Copy each line of the material below that includes the string "livre".
— begin Records shown —
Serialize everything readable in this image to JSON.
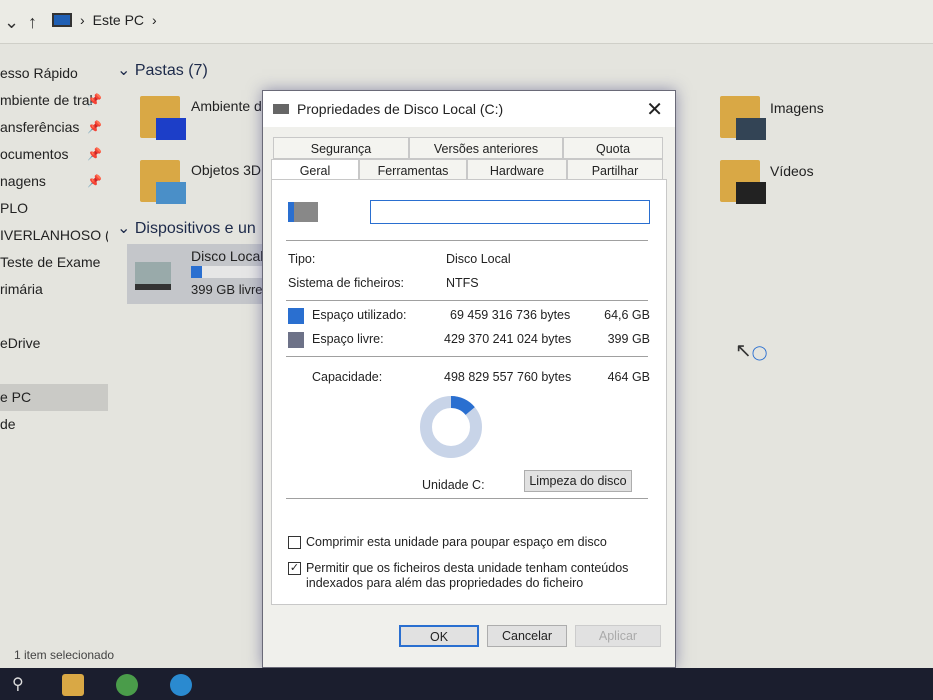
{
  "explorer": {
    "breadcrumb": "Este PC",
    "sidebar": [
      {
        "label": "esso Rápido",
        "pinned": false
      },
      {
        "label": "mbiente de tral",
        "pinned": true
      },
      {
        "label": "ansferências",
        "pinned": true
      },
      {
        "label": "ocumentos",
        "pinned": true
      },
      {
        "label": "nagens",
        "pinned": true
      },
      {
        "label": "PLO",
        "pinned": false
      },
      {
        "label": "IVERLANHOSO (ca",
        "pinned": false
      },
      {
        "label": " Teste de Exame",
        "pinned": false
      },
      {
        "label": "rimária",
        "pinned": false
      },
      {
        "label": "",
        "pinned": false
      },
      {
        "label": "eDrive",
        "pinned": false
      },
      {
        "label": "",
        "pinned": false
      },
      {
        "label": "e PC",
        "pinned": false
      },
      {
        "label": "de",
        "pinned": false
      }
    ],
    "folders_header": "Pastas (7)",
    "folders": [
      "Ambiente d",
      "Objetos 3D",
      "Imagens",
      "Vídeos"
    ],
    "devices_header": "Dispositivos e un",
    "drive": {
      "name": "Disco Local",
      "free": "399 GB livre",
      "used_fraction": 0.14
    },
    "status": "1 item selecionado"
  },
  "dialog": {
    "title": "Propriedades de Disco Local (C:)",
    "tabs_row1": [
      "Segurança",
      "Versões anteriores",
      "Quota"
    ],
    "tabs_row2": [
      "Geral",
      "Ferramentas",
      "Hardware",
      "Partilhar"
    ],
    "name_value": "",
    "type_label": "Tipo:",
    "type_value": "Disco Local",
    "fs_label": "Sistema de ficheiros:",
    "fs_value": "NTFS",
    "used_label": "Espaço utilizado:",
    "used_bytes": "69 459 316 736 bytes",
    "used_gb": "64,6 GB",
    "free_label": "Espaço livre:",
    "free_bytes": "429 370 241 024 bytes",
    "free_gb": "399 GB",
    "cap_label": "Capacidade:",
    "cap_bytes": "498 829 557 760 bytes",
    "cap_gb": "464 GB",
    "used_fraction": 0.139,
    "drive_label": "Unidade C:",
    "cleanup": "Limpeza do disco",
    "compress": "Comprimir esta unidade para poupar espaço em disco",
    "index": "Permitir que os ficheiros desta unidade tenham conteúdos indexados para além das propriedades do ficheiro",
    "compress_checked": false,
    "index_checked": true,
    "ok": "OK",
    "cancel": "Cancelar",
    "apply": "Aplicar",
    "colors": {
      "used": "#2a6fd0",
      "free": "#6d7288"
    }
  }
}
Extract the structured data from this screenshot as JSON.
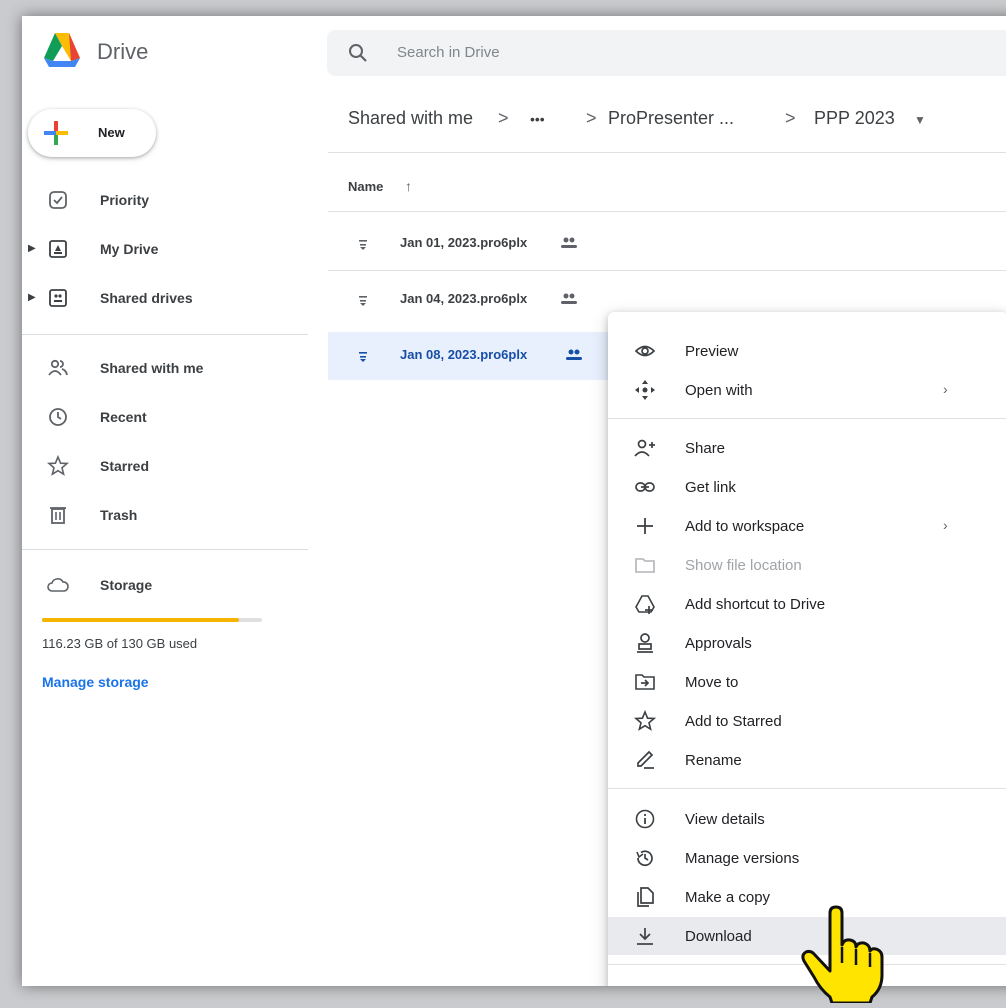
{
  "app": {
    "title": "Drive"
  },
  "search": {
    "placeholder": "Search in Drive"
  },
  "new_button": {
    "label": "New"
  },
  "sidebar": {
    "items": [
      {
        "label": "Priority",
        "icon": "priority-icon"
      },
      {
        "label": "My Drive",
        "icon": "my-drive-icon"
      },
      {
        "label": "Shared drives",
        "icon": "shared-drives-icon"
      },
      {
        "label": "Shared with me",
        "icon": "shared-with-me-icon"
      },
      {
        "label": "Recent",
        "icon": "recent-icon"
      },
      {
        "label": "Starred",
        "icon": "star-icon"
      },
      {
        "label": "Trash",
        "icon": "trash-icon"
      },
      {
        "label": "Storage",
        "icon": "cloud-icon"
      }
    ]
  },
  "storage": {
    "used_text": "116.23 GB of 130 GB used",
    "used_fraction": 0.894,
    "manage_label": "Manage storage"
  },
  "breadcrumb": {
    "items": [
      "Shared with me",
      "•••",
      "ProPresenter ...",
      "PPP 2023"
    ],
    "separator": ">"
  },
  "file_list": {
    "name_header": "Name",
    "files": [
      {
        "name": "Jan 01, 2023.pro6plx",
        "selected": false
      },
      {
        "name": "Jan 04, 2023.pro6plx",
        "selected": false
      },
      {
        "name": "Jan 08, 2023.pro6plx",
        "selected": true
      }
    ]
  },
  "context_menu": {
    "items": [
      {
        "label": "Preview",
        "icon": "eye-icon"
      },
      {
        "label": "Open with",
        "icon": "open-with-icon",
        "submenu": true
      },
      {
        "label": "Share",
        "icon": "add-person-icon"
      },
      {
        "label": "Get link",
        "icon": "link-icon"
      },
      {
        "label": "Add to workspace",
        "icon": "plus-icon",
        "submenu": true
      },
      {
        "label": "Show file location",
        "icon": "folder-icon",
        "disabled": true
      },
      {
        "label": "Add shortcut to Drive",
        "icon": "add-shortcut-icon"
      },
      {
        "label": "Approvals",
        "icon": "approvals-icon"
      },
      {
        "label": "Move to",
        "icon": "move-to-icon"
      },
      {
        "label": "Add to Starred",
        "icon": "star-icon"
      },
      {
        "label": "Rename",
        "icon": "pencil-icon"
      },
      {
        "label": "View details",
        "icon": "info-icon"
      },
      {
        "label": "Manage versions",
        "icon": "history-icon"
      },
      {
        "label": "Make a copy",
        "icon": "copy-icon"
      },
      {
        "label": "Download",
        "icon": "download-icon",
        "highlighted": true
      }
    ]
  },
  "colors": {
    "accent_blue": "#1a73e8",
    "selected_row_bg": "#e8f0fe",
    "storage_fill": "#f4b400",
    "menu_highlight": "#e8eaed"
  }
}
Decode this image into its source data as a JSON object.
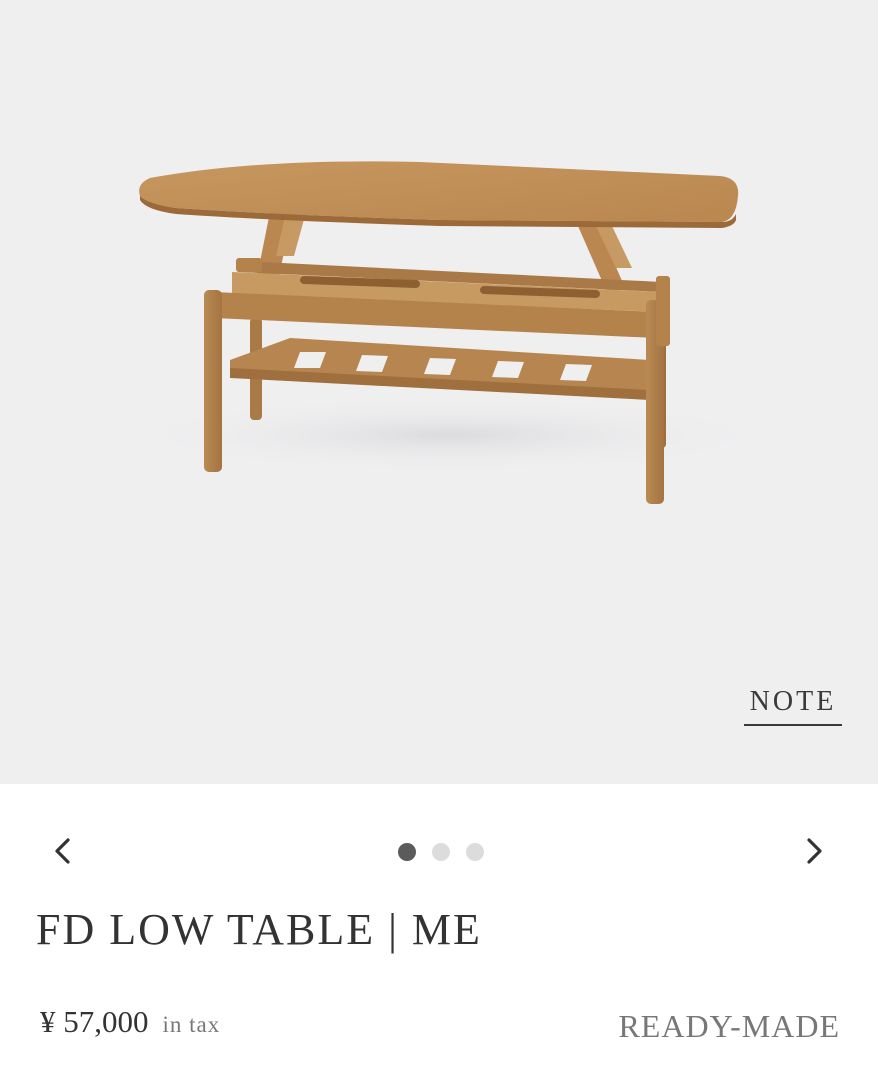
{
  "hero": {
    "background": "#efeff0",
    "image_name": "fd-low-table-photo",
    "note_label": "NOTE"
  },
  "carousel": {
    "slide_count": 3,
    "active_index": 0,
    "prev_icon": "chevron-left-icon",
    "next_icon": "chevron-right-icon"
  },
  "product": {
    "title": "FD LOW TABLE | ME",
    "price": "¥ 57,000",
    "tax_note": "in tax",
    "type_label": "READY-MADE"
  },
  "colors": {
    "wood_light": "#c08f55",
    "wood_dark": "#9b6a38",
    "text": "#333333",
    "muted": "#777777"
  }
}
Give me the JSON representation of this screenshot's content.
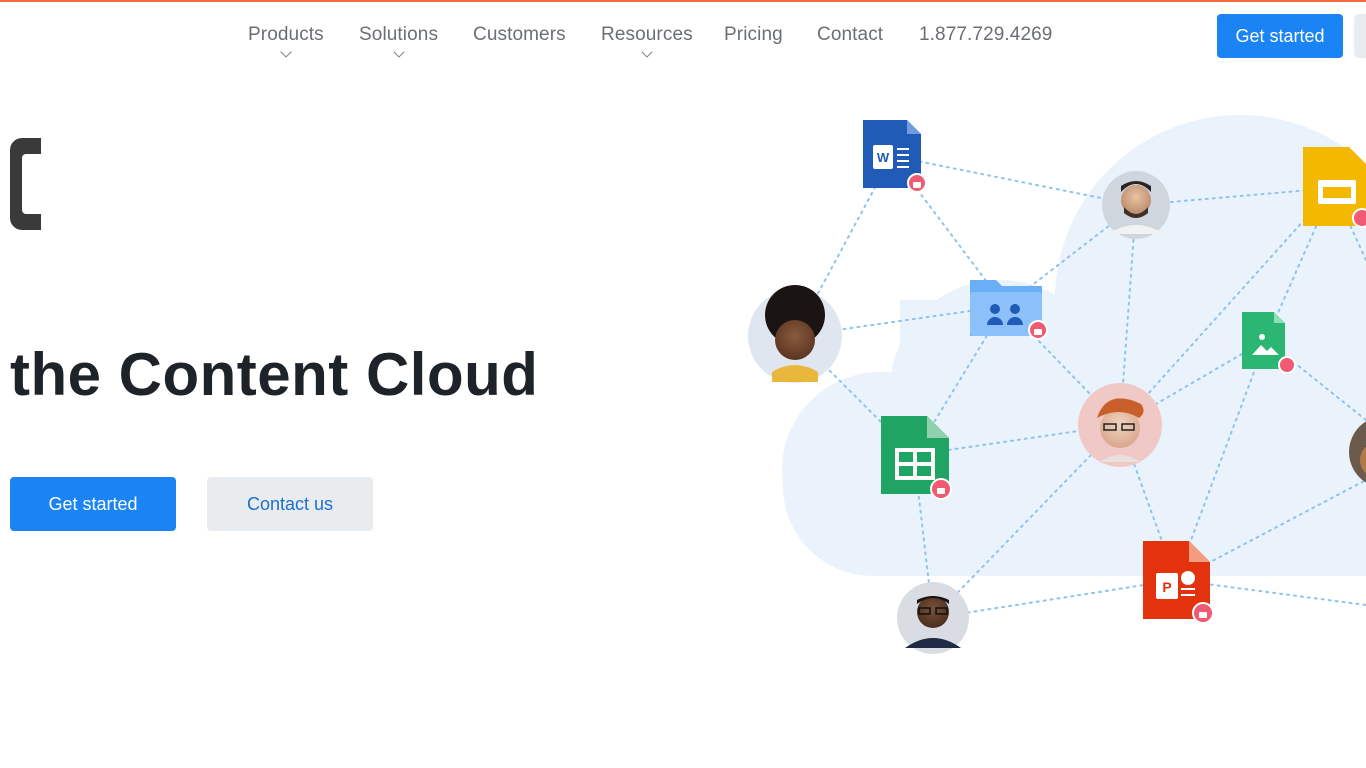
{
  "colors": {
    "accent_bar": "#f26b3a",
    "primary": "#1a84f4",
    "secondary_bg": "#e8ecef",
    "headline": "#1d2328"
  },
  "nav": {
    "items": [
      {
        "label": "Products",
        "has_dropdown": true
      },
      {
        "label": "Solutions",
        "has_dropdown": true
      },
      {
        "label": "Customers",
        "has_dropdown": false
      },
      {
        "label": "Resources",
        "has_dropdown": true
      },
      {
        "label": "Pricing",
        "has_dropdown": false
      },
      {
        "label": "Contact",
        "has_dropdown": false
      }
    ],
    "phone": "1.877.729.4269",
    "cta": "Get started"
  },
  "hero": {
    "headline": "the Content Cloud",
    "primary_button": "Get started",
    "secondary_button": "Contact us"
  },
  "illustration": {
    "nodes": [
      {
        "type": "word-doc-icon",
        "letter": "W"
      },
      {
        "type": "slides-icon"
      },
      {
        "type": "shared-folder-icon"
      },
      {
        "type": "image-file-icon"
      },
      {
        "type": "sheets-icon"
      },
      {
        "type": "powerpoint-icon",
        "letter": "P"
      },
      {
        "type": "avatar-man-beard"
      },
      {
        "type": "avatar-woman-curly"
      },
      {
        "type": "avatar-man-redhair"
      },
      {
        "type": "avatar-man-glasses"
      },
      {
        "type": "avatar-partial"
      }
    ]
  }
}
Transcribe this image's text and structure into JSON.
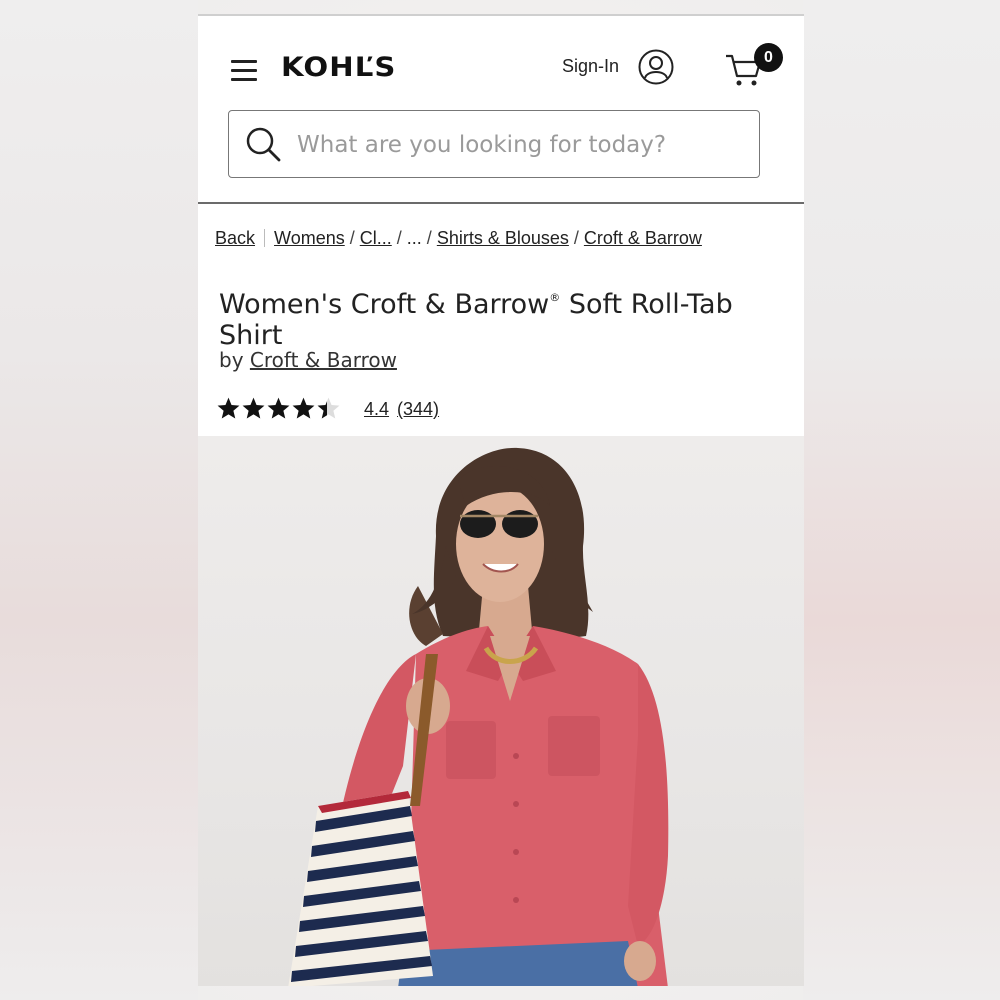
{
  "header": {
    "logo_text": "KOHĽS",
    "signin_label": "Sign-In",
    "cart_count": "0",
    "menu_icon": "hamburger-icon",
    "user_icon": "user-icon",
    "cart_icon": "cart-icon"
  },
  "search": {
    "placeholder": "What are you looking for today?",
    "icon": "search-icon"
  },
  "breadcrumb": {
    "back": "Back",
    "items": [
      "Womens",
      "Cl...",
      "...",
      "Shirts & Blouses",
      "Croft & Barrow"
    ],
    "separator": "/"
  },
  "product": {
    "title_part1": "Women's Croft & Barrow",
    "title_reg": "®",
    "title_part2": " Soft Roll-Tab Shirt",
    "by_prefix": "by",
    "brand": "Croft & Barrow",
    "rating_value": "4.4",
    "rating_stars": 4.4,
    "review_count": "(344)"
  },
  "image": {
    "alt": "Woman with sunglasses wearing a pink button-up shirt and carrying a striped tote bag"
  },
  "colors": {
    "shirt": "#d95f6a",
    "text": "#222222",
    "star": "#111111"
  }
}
— end Records shown —
**Task answer:**
      "free": "399 GB livre",
    "free_label": "Espaço livre:",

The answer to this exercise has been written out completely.